Extract the text of each entry below exactly, leaving every image behind.
§ §
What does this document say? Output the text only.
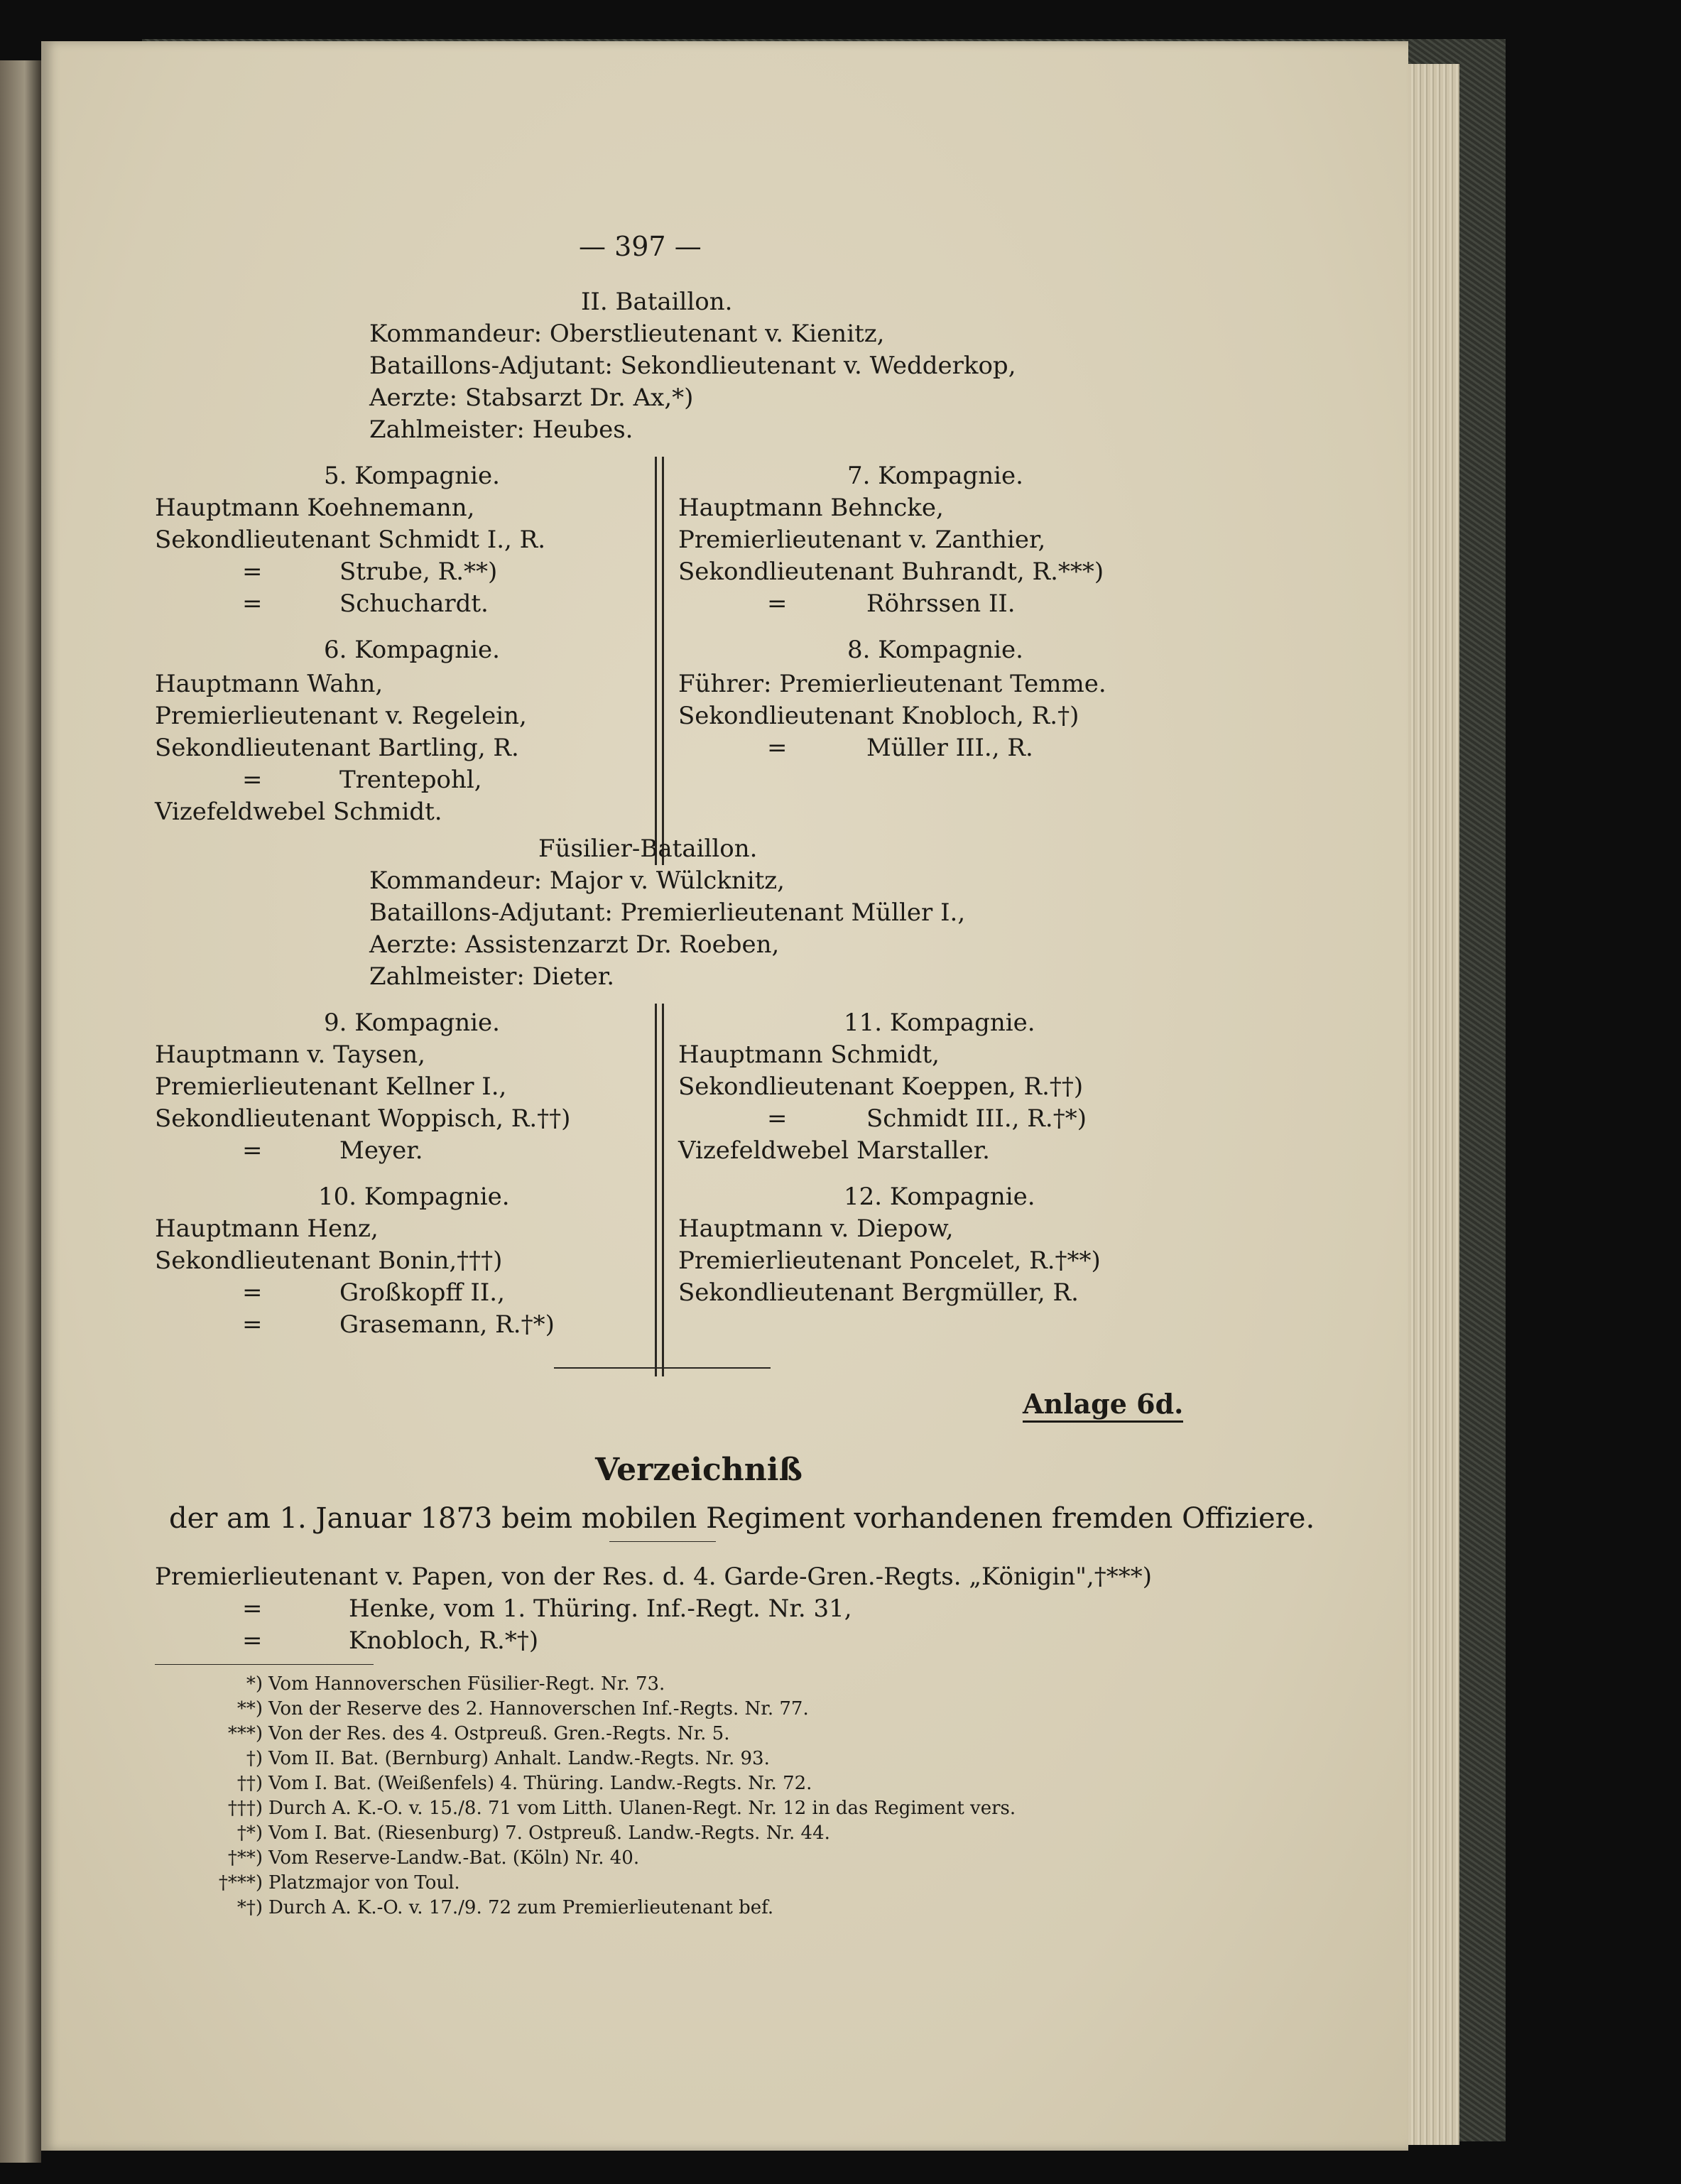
— 397 —
II. Bataillon.
Kommandeur: Oberstlieutenant v. Kienitz,
Bataillons-Adjutant: Sekondlieutenant v. Wedderkop,
Aerzte: Stabsarzt Dr. Ax,*)
Zahlmeister: Heubes.
5. Kompagnie.
Hauptmann Koehnemann,
Sekondlieutenant Schmidt I., R.
=	Strube, R.**)
=	Schuchardt.
6. Kompagnie.
Hauptmann Wahn,
Premierlieutenant v. Regelein,
Sekondlieutenant Bartling, R.
=	Trentepohl,
Vizefeldwebel Schmidt.
7. Kompagnie.
Hauptmann Behncke,
Premierlieutenant v. Zanthier,
Sekondlieutenant Buhrandt, R.***)
=	Röhrssen II.
8. Kompagnie.
Führer: Premierlieutenant Temme.
Sekondlieutenant Knobloch, R.†)
=	Müller III., R.
Füsilier-Bataillon.
Kommandeur: Major v. Wülcknitz,
Bataillons-Adjutant: Premierlieutenant Müller I.,
Aerzte: Assistenzarzt Dr. Roeben,
Zahlmeister: Dieter.
9. Kompagnie.
Hauptmann v. Taysen,
Premierlieutenant Kellner I.,
Sekondlieutenant Woppisch, R.††)
=	Meyer.
10. Kompagnie.
Hauptmann Henz,
Sekondlieutenant Bonin,†††)
=	Großkopff II.,
=	Grasemann, R.†*)
11. Kompagnie.
Hauptmann Schmidt,
Sekondlieutenant Koeppen, R.††)
=	Schmidt III., R.†*)
Vizefeldwebel Marstaller.
12. Kompagnie.
Hauptmann v. Diepow,
Premierlieutenant Poncelet, R.†**)
Sekondlieutenant Bergmüller, R.
Anlage 6d.
Verzeichniß
der am 1. Januar 1873 beim mobilen Regiment vorhandenen fremden Offiziere.
Premierlieutenant v. Papen, von der Res. d. 4. Garde-Gren.-Regts. „Königin",†***)
=	Henke, vom 1. Thüring. Inf.-Regt. Nr. 31,
=	Knobloch, R.*†)
*) Vom Hannoverschen Füsilier-Regt. Nr. 73.
**) Von der Reserve des 2. Hannoverschen Inf.-Regts. Nr. 77.
***) Von der Res. des 4. Ostpreuß. Gren.-Regts. Nr. 5.
†) Vom II. Bat. (Bernburg) Anhalt. Landw.-Regts. Nr. 93.
††) Vom I. Bat. (Weißenfels) 4. Thüring. Landw.-Regts. Nr. 72.
†††) Durch A. K.-O. v. 15./8. 71 vom Litth. Ulanen-Regt. Nr. 12 in das Regiment vers.
†*) Vom I. Bat. (Riesenburg) 7. Ostpreuß. Landw.-Regts. Nr. 44.
†**) Vom Reserve-Landw.-Bat. (Köln) Nr. 40.
†***) Platzmajor von Toul.
*†) Durch A. K.-O. v. 17./9. 72 zum Premierlieutenant bef.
§ §
* [Response]
What does this document say? Output the text only.
— 397 —
II. Bataillon.
Kommandeur: Oberstlieutenant v. Kienitz,
Bataillons-Adjutant: Sekondlieutenant v. Wedderkop,
Aerzte: Stabsarzt Dr. Ax,*)
Zahlmeister: Heubes.
5. Kompagnie.
Hauptmann Koehnemann,
Sekondlieutenant Schmidt I., R.
=	Strube, R.**)
=	Schuchardt.
6. Kompagnie.
Hauptmann Wahn,
Premierlieutenant v. Regelein,
Sekondlieutenant Bartling, R.
=	Trentepohl,
Vizefeldwebel Schmidt.
7. Kompagnie.
Hauptmann Behncke,
Premierlieutenant v. Zanthier,
Sekondlieutenant Buhrandt, R.***)
=	Röhrssen II.
8. Kompagnie.
Führer: Premierlieutenant Temme.
Sekondlieutenant Knobloch, R.†)
=	Müller III., R.
Füsilier-Bataillon.
Kommandeur: Major v. Wülcknitz,
Bataillons-Adjutant: Premierlieutenant Müller I.,
Aerzte: Assistenzarzt Dr. Roeben,
Zahlmeister: Dieter.
9. Kompagnie.
Hauptmann v. Taysen,
Premierlieutenant Kellner I.,
Sekondlieutenant Woppisch, R.††)
=	Meyer.
10. Kompagnie.
Hauptmann Henz,
Sekondlieutenant Bonin,†††)
=	Großkopff II.,
=	Grasemann, R.†*)
11. Kompagnie.
Hauptmann Schmidt,
Sekondlieutenant Koeppen, R.††)
=	Schmidt III., R.†*)
Vizefeldwebel Marstaller.
12. Kompagnie.
Hauptmann v. Diepow,
Premierlieutenant Poncelet, R.†**)
Sekondlieutenant Bergmüller, R.
Anlage 6d.
Verzeichniß
der am 1. Januar 1873 beim mobilen Regiment vorhandenen fremden Offiziere.
Premierlieutenant v. Papen, von der Res. d. 4. Garde-Gren.-Regts. „Königin",†***)
=	Henke, vom 1. Thüring. Inf.-Regt. Nr. 31,
=	Knobloch, R.*†)
*) Vom Hannoverschen Füsilier-Regt. Nr. 73.
**) Von der Reserve des 2. Hannoverschen Inf.-Regts. Nr. 77.
***) Von der Res. des 4. Ostpreuß. Gren.-Regts. Nr. 5.
†) Vom II. Bat. (Bernburg) Anhalt. Landw.-Regts. Nr. 93.
††) Vom I. Bat. (Weißenfels) 4. Thüring. Landw.-Regts. Nr. 72.
†††) Durch A. K.-O. v. 15./8. 71 vom Litth. Ulanen-Regt. Nr. 12 in das Regiment vers.
†*) Vom I. Bat. (Riesenburg) 7. Ostpreuß. Landw.-Regts. Nr. 44.
†**) Vom Reserve-Landw.-Bat. (Köln) Nr. 40.
†***) Platzmajor von Toul.
*†) Durch A. K.-O. v. 17./9. 72 zum Premierlieutenant bef.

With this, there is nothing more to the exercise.